# TASK TO CARRY OUT
Reproduce verbatim the lines of the data below, from the line with "table-row: 1. 10,000" to the line with "row-domain: 10,000 Series", including both of those lines.

# DATA ENTRIES
------

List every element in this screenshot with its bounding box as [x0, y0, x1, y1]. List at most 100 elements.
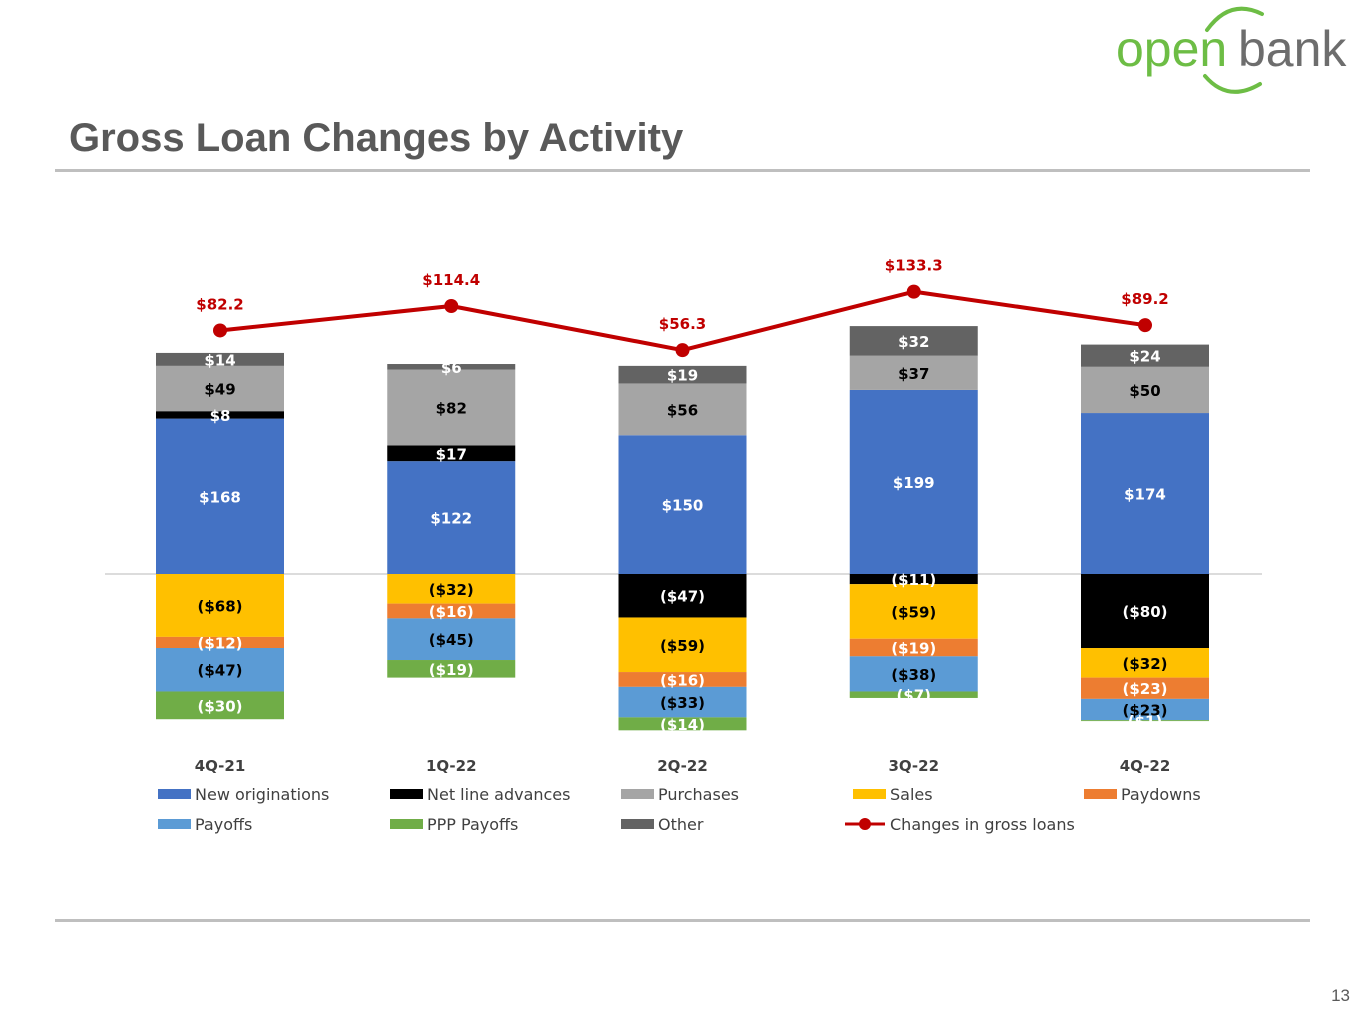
bar-segment-net-line-advances-1q-22 — [387, 445, 516, 462]
bar-segment-payoffs-2q-22 — [618, 686, 747, 718]
legend-swatch-payoffs — [158, 819, 191, 829]
bar-segment-net-line-advances-2q-22 — [618, 574, 747, 618]
bar-segment-net-line-advances-4q-21 — [156, 411, 284, 419]
data-label-net-line-advances-3q-22: ($11) — [891, 571, 936, 589]
data-label-paydowns-1q-22: ($16) — [429, 603, 474, 621]
legend-label-other: Other — [658, 815, 704, 834]
title-divider — [55, 169, 1310, 172]
bar-segment-new-originations-3q-22 — [849, 389, 978, 574]
legend-swatch-paydowns — [1084, 789, 1117, 799]
data-label-ppp-payoffs-4q-22: ($1) — [1128, 713, 1163, 731]
openbank-logo: open bank — [1116, 6, 1347, 94]
legend-label-purchases: Purchases — [658, 785, 739, 804]
data-label-sales-4q-21: ($68) — [197, 597, 242, 615]
bar-segment-ppp-payoffs-3q-22 — [849, 691, 978, 698]
bar-segment-new-originations-2q-22 — [618, 435, 747, 574]
bar-segment-ppp-payoffs-4q-22 — [1081, 720, 1209, 722]
slide-title: Gross Loan Changes by Activity — [69, 116, 684, 160]
bar-segment-new-originations-4q-21 — [156, 418, 284, 574]
bar-segment-other-4q-22 — [1081, 344, 1209, 367]
data-label-ppp-payoffs-3q-22: ($7) — [896, 687, 931, 705]
data-label-payoffs-1q-22: ($45) — [429, 631, 474, 649]
logo-text-bank: bank — [1238, 21, 1347, 77]
data-label-net-line-advances-1q-22: $17 — [436, 445, 467, 463]
data-label-net-line-advances-2q-22: ($47) — [660, 588, 705, 606]
data-label-net-line-advances-4q-22: ($80) — [1122, 603, 1167, 621]
bar-segment-purchases-2q-22 — [618, 383, 747, 436]
line-label-1q-22: $114.4 — [422, 271, 480, 289]
data-label-new-originations-1q-22: $122 — [430, 510, 472, 528]
bar-segment-payoffs-1q-22 — [387, 618, 516, 661]
line-point-3q-22 — [906, 284, 921, 299]
bar-segment-paydowns-2q-22 — [618, 672, 747, 687]
data-label-ppp-payoffs-2q-22: ($14) — [660, 716, 705, 734]
bar-segment-purchases-1q-22 — [387, 369, 516, 446]
bar-segment-payoffs-4q-21 — [156, 648, 284, 692]
data-label-purchases-4q-21: $49 — [204, 381, 235, 399]
bar-segment-paydowns-1q-22 — [387, 603, 516, 619]
data-label-paydowns-4q-21: ($12) — [197, 634, 242, 652]
legend-label-net-line-advances: Net line advances — [427, 785, 570, 804]
bar-segment-other-4q-21 — [156, 352, 284, 366]
bar-segment-new-originations-4q-22 — [1081, 413, 1209, 574]
bar-segment-sales-1q-22 — [387, 574, 516, 604]
bottom-divider — [55, 919, 1310, 922]
data-label-payoffs-4q-21: ($47) — [197, 662, 242, 680]
bar-segment-payoffs-4q-22 — [1081, 698, 1209, 721]
data-label-purchases-4q-22: $50 — [1129, 382, 1160, 400]
legend-swatch-other — [621, 819, 654, 829]
line-point-1q-22 — [444, 299, 459, 313]
bar-segment-other-2q-22 — [618, 365, 747, 384]
x-tick-label-4q-21: 4Q-21 — [195, 757, 246, 775]
line-point-2q-22 — [675, 343, 690, 358]
data-label-other-2q-22: $19 — [667, 367, 698, 385]
line-label-2q-22: $56.3 — [659, 315, 706, 333]
data-label-ppp-payoffs-4q-21: ($30) — [197, 697, 242, 715]
logo-swoosh-bottom — [1203, 74, 1262, 94]
x-tick-label-2q-22: 2Q-22 — [657, 757, 708, 775]
bar-segment-net-line-advances-4q-22 — [1081, 574, 1209, 648]
bar-segment-sales-4q-21 — [156, 574, 284, 637]
data-label-payoffs-2q-22: ($33) — [660, 694, 705, 712]
x-tick-label-3q-22: 3Q-22 — [888, 757, 939, 775]
data-label-other-4q-22: $24 — [1129, 348, 1160, 366]
bar-segment-purchases-3q-22 — [849, 355, 978, 390]
legend-label-changes-in-gross-loans: Changes in gross loans — [890, 815, 1075, 834]
page-number: 13 — [1331, 986, 1350, 1005]
legend-label-sales: Sales — [890, 785, 933, 804]
legend-label-paydowns: Paydowns — [1121, 785, 1201, 804]
bar-segment-sales-4q-22 — [1081, 648, 1209, 678]
data-label-sales-2q-22: ($59) — [660, 637, 705, 655]
bar-segment-ppp-payoffs-4q-21 — [156, 691, 284, 720]
bar-segment-paydowns-3q-22 — [849, 638, 978, 657]
data-label-paydowns-2q-22: ($16) — [660, 671, 705, 689]
x-tick-label-4q-22: 4Q-22 — [1120, 757, 1171, 775]
bar-segment-new-originations-1q-22 — [387, 461, 516, 574]
line-label-4q-21: $82.2 — [196, 295, 243, 313]
bar-segment-ppp-payoffs-2q-22 — [618, 717, 747, 731]
data-label-purchases-2q-22: $56 — [667, 401, 698, 419]
line-point-4q-22 — [1138, 318, 1152, 333]
data-label-other-4q-21: $14 — [204, 351, 235, 369]
legend-label-payoffs: Payoffs — [195, 815, 252, 834]
bar-segment-paydowns-4q-21 — [156, 636, 284, 648]
data-label-other-1q-22: $6 — [441, 359, 462, 377]
bar-segment-ppp-payoffs-1q-22 — [387, 660, 516, 678]
data-label-new-originations-4q-22: $174 — [1124, 486, 1166, 504]
line-label-3q-22: $133.3 — [885, 257, 943, 275]
data-label-new-originations-4q-21: $168 — [199, 488, 241, 506]
logo-text-open: open — [1116, 21, 1227, 77]
bar-segment-purchases-4q-22 — [1081, 366, 1209, 414]
legend-swatch-purchases — [621, 789, 654, 799]
data-label-paydowns-3q-22: ($19) — [891, 640, 936, 658]
legend-swatch-sales — [853, 789, 886, 799]
legend-label-ppp-payoffs: PPP Payoffs — [427, 815, 518, 834]
line-point-4q-21 — [213, 323, 227, 338]
bar-segment-payoffs-3q-22 — [849, 656, 978, 692]
bar-segment-paydowns-4q-22 — [1081, 677, 1209, 699]
x-tick-label-1q-22: 1Q-22 — [426, 757, 477, 775]
data-label-payoffs-3q-22: ($38) — [891, 666, 936, 684]
legend-swatch-net-line-advances — [390, 789, 423, 799]
line-label-4q-22: $89.2 — [1121, 290, 1168, 308]
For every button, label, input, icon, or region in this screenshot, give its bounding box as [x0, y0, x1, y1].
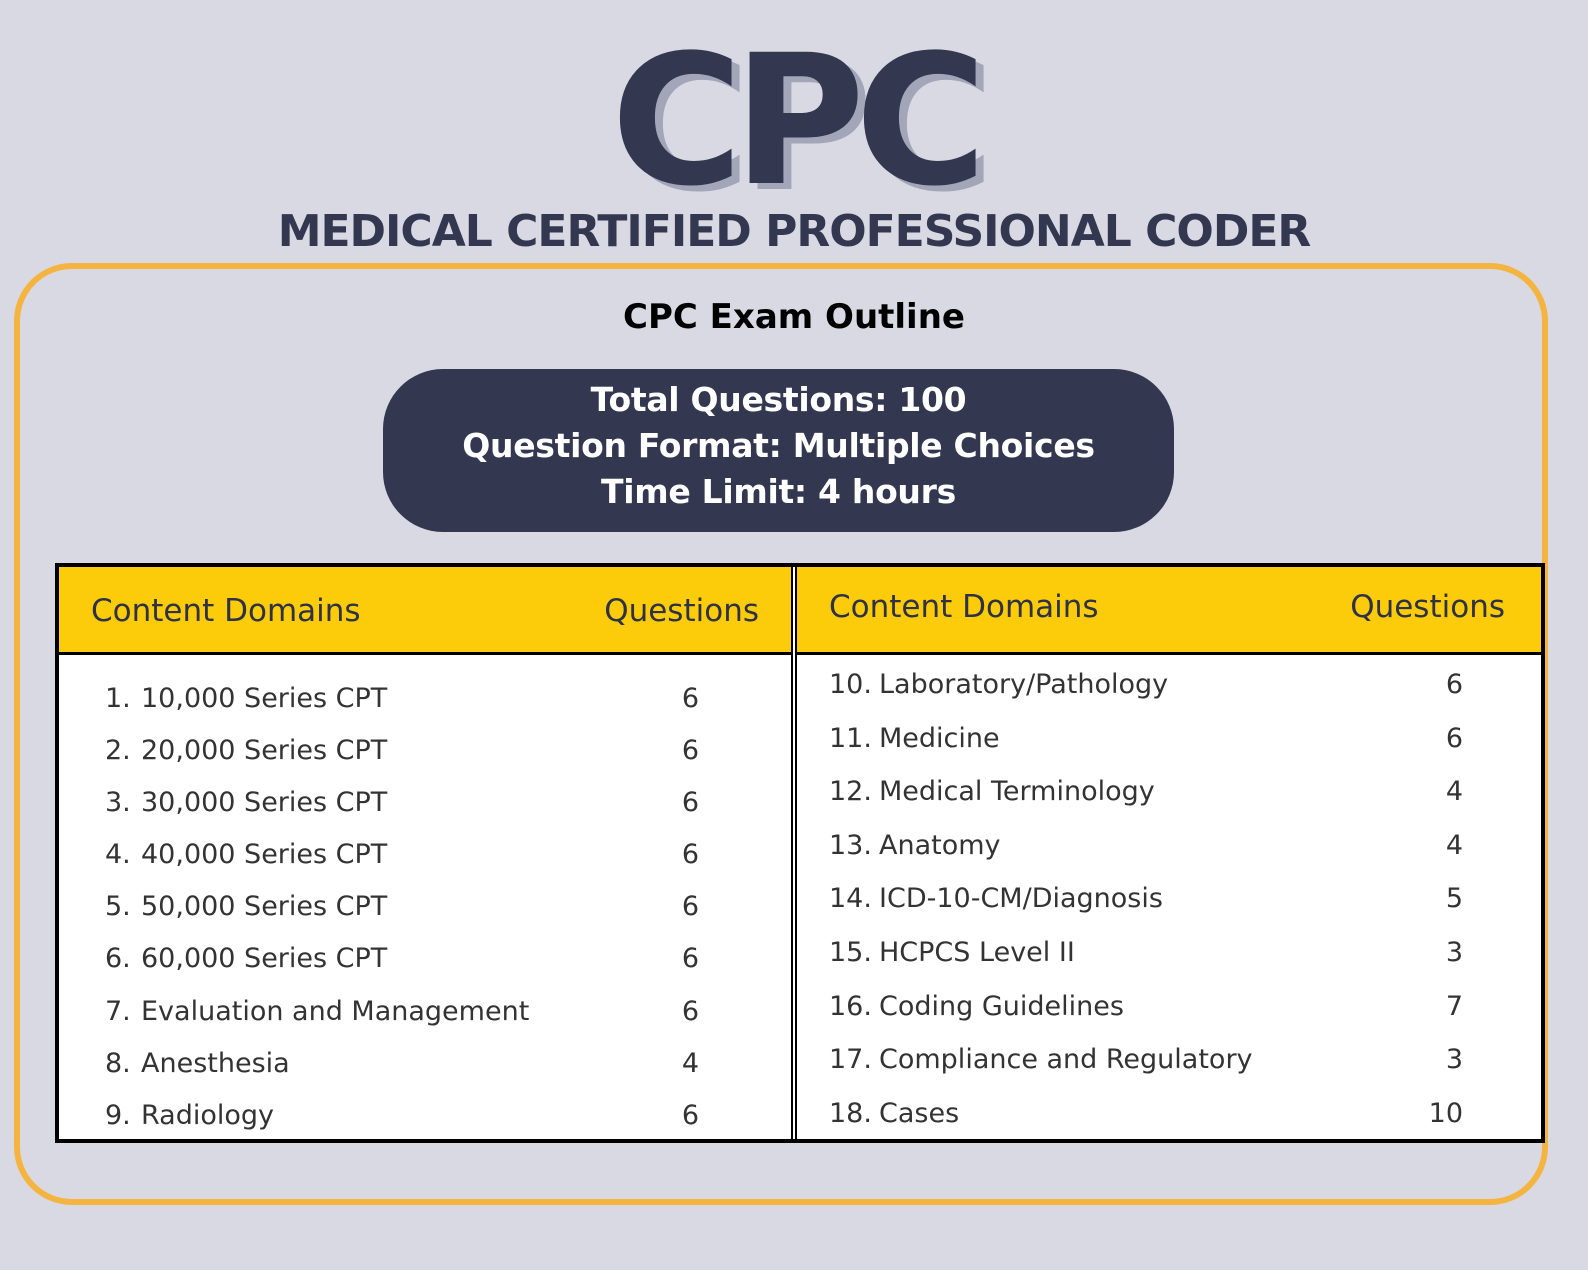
table-row: 1. 10,000 Series CPT 6: [59, 673, 791, 725]
row-number: 8.: [105, 1047, 131, 1079]
time-limit-text: Time Limit: 4 hours: [601, 472, 956, 511]
row-domain: Radiology: [141, 1099, 275, 1131]
table-divider: [791, 567, 797, 1139]
row-question-count: 5: [1445, 883, 1463, 915]
row-domain: 10,000 Series CPT: [141, 683, 388, 714]
row-number: 18.: [829, 1097, 872, 1129]
table-row: 2. 20,000 Series CPT 6: [59, 725, 791, 777]
header-content-domains: Content Domains: [91, 593, 361, 629]
row-number: 7.: [105, 995, 131, 1027]
row-domain: Medical Terminology: [879, 776, 1155, 808]
table-row: 16. Coding Guidelines 7: [797, 980, 1541, 1034]
row-domain: 30,000 Series CPT: [141, 787, 388, 819]
row-domain: Anatomy: [879, 829, 1001, 861]
row-domain: Coding Guidelines: [879, 990, 1124, 1022]
outline-title: CPC Exam Outline: [623, 297, 965, 337]
row-domain: Evaluation and Management: [141, 995, 530, 1027]
domain-list-right: 10. Laboratory/Pathology 6 11. Medicine …: [797, 658, 1541, 1140]
cpc-logo: CPC: [610, 17, 987, 226]
row-number: 1.: [105, 683, 131, 714]
row-number: 3.: [105, 787, 131, 819]
row-number: 16.: [829, 990, 872, 1022]
table-panel-right: Content Domains Questions 10. Laboratory…: [797, 567, 1541, 1139]
row-question-count: 10: [1428, 1097, 1463, 1129]
row-number: 11.: [829, 722, 872, 754]
row-number: 15.: [829, 936, 872, 968]
table-row: 8. Anesthesia 4: [59, 1038, 791, 1090]
exam-info-panel: Total Questions: 100 Question Format: Mu…: [383, 369, 1174, 532]
table-row: 6. 60,000 Series CPT 6: [59, 933, 791, 985]
row-number: 2.: [105, 735, 131, 767]
row-question-count: 6: [681, 839, 699, 871]
question-format-text: Question Format: Multiple Choices: [462, 426, 1095, 465]
table-row: 5. 50,000 Series CPT 6: [59, 881, 791, 933]
row-question-count: 3: [1445, 936, 1463, 968]
table-row: 4. 40,000 Series CPT 6: [59, 829, 791, 881]
row-question-count: 4: [681, 1047, 699, 1079]
row-question-count: 6: [681, 1099, 699, 1131]
row-question-count: 6: [1445, 669, 1463, 700]
header-content-domains: Content Domains: [829, 589, 1099, 625]
row-number: 5.: [105, 891, 131, 923]
table-row: 10. Laboratory/Pathology 6: [797, 658, 1541, 712]
table-row: 17. Compliance and Regulatory 3: [797, 1033, 1541, 1087]
row-domain: 20,000 Series CPT: [141, 735, 388, 767]
table-row: 7. Evaluation and Management 6: [59, 986, 791, 1038]
table-row: 18. Cases 10: [797, 1087, 1541, 1141]
row-domain: 50,000 Series CPT: [141, 891, 388, 923]
row-question-count: 6: [681, 735, 699, 767]
domain-list-left: 1. 10,000 Series CPT 6 2. 20,000 Series …: [59, 673, 791, 1142]
row-domain: Cases: [879, 1097, 960, 1129]
row-domain: 60,000 Series CPT: [141, 943, 388, 975]
table-row: 12. Medical Terminology 4: [797, 765, 1541, 819]
row-question-count: 6: [681, 891, 699, 923]
row-number: 10.: [829, 669, 872, 700]
table-row: 3. 30,000 Series CPT 6: [59, 777, 791, 829]
page-subtitle: MEDICAL CERTIFIED PROFESSIONAL CODER: [277, 206, 1312, 257]
row-domain: Laboratory/Pathology: [879, 669, 1169, 700]
row-domain: Anesthesia: [141, 1047, 290, 1079]
row-domain: 40,000 Series CPT: [141, 839, 388, 871]
table-header-right: Content Domains Questions: [797, 567, 1541, 655]
table-panel-left: Content Domains Questions 1. 10,000 Seri…: [59, 567, 791, 1139]
row-number: 6.: [105, 943, 131, 975]
row-number: 4.: [105, 839, 131, 871]
row-number: 12.: [829, 776, 872, 808]
content-domains-table: Content Domains Questions 1. 10,000 Seri…: [55, 563, 1545, 1143]
table-header-left: Content Domains Questions: [59, 567, 791, 655]
row-question-count: 4: [1445, 829, 1463, 861]
row-question-count: 6: [681, 943, 699, 975]
row-question-count: 3: [1445, 1044, 1463, 1076]
outline-frame: [14, 263, 1548, 1205]
table-row: 13. Anatomy 4: [797, 819, 1541, 873]
row-question-count: 6: [681, 995, 699, 1027]
header-questions: Questions: [604, 593, 759, 629]
row-domain: Compliance and Regulatory: [879, 1044, 1253, 1076]
table-row: 9. Radiology 6: [59, 1090, 791, 1142]
table-row: 14. ICD-10-CM/Diagnosis 5: [797, 872, 1541, 926]
row-domain: ICD-10-CM/Diagnosis: [879, 883, 1163, 915]
row-number: 14.: [829, 883, 872, 915]
row-question-count: 6: [681, 683, 699, 714]
row-question-count: 7: [1445, 990, 1463, 1022]
row-number: 17.: [829, 1044, 872, 1076]
table-row: 15. HCPCS Level II 3: [797, 926, 1541, 980]
row-number: 9.: [105, 1099, 131, 1131]
row-domain: HCPCS Level II: [879, 936, 1075, 968]
row-question-count: 6: [1445, 722, 1463, 754]
row-question-count: 6: [681, 787, 699, 819]
total-questions-text: Total Questions: 100: [590, 380, 967, 419]
row-question-count: 4: [1445, 776, 1463, 808]
row-number: 13.: [829, 829, 872, 861]
row-domain: Medicine: [879, 722, 1000, 754]
table-row: 11. Medicine 6: [797, 712, 1541, 766]
header-questions: Questions: [1350, 589, 1505, 625]
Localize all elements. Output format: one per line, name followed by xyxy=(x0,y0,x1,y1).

------

# THE RESULT
table-row: 1. 10,000 Series CPT 6: [59, 673, 791, 725]
row-number: 8.: [105, 1047, 131, 1079]
time-limit-text: Time Limit: 4 hours: [601, 472, 956, 511]
row-domain: Radiology: [141, 1099, 275, 1131]
table-divider: [791, 567, 797, 1139]
row-question-count: 5: [1445, 883, 1463, 915]
row-domain: 10,000 Series CPT: [141, 683, 388, 714]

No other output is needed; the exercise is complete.